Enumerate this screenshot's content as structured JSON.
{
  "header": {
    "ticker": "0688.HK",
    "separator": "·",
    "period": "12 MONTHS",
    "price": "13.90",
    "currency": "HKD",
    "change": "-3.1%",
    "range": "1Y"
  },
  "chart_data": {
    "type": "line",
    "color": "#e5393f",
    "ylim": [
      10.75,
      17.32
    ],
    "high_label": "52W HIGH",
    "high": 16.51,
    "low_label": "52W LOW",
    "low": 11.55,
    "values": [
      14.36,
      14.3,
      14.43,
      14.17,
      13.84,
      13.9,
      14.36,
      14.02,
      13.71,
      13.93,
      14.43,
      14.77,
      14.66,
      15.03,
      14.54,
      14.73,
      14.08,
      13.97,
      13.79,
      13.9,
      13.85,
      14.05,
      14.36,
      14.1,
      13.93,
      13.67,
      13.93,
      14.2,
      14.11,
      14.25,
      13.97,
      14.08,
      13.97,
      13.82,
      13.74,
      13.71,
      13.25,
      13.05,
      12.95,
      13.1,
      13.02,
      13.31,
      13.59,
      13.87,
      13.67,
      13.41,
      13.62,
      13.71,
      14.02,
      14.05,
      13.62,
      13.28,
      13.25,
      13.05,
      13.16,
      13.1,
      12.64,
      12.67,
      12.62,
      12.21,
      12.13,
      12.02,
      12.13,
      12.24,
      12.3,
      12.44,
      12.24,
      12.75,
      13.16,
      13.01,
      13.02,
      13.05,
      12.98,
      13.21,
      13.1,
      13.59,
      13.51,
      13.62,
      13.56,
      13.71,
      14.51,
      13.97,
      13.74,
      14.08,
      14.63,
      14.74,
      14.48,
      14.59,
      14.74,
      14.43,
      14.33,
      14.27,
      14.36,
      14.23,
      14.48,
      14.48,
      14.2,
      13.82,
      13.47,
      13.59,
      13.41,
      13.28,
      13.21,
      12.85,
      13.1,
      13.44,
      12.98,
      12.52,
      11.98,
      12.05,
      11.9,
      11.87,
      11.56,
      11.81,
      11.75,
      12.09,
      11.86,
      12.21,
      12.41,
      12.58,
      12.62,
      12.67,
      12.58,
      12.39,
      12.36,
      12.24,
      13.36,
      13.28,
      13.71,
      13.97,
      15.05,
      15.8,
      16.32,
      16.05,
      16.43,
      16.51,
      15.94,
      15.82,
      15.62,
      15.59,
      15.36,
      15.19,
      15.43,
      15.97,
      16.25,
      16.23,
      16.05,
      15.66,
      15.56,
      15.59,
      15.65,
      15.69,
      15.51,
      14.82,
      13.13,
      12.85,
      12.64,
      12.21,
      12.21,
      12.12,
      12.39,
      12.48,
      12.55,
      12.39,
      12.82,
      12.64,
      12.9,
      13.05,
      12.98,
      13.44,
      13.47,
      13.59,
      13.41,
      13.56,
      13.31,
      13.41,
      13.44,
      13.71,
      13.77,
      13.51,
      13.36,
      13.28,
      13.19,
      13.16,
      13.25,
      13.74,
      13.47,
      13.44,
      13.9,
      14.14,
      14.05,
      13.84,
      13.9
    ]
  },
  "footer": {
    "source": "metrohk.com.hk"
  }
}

_____

● REQUEST: The records above must be repeated exactly, every one of them.

● OUTPUT FOR THIS EXERCISE:
Enumerate this screenshot's content as structured JSON.
{
  "header": {
    "ticker": "0688.HK",
    "separator": "·",
    "period": "12 MONTHS",
    "price": "13.90",
    "currency": "HKD",
    "change": "-3.1%",
    "range": "1Y"
  },
  "chart_data": {
    "type": "line",
    "color": "#e5393f",
    "ylim": [
      10.75,
      17.32
    ],
    "high_label": "52W HIGH",
    "high": 16.51,
    "low_label": "52W LOW",
    "low": 11.55,
    "values": [
      14.36,
      14.3,
      14.43,
      14.17,
      13.84,
      13.9,
      14.36,
      14.02,
      13.71,
      13.93,
      14.43,
      14.77,
      14.66,
      15.03,
      14.54,
      14.73,
      14.08,
      13.97,
      13.79,
      13.9,
      13.85,
      14.05,
      14.36,
      14.1,
      13.93,
      13.67,
      13.93,
      14.2,
      14.11,
      14.25,
      13.97,
      14.08,
      13.97,
      13.82,
      13.74,
      13.71,
      13.25,
      13.05,
      12.95,
      13.1,
      13.02,
      13.31,
      13.59,
      13.87,
      13.67,
      13.41,
      13.62,
      13.71,
      14.02,
      14.05,
      13.62,
      13.28,
      13.25,
      13.05,
      13.16,
      13.1,
      12.64,
      12.67,
      12.62,
      12.21,
      12.13,
      12.02,
      12.13,
      12.24,
      12.3,
      12.44,
      12.24,
      12.75,
      13.16,
      13.01,
      13.02,
      13.05,
      12.98,
      13.21,
      13.1,
      13.59,
      13.51,
      13.62,
      13.56,
      13.71,
      14.51,
      13.97,
      13.74,
      14.08,
      14.63,
      14.74,
      14.48,
      14.59,
      14.74,
      14.43,
      14.33,
      14.27,
      14.36,
      14.23,
      14.48,
      14.48,
      14.2,
      13.82,
      13.47,
      13.59,
      13.41,
      13.28,
      13.21,
      12.85,
      13.1,
      13.44,
      12.98,
      12.52,
      11.98,
      12.05,
      11.9,
      11.87,
      11.56,
      11.81,
      11.75,
      12.09,
      11.86,
      12.21,
      12.41,
      12.58,
      12.62,
      12.67,
      12.58,
      12.39,
      12.36,
      12.24,
      13.36,
      13.28,
      13.71,
      13.97,
      15.05,
      15.8,
      16.32,
      16.05,
      16.43,
      16.51,
      15.94,
      15.82,
      15.62,
      15.59,
      15.36,
      15.19,
      15.43,
      15.97,
      16.25,
      16.23,
      16.05,
      15.66,
      15.56,
      15.59,
      15.65,
      15.69,
      15.51,
      14.82,
      13.13,
      12.85,
      12.64,
      12.21,
      12.21,
      12.12,
      12.39,
      12.48,
      12.55,
      12.39,
      12.82,
      12.64,
      12.9,
      13.05,
      12.98,
      13.44,
      13.47,
      13.59,
      13.41,
      13.56,
      13.31,
      13.41,
      13.44,
      13.71,
      13.77,
      13.51,
      13.36,
      13.28,
      13.19,
      13.16,
      13.25,
      13.74,
      13.47,
      13.44,
      13.9,
      14.14,
      14.05,
      13.84,
      13.9
    ]
  },
  "footer": {
    "source": "metrohk.com.hk"
  }
}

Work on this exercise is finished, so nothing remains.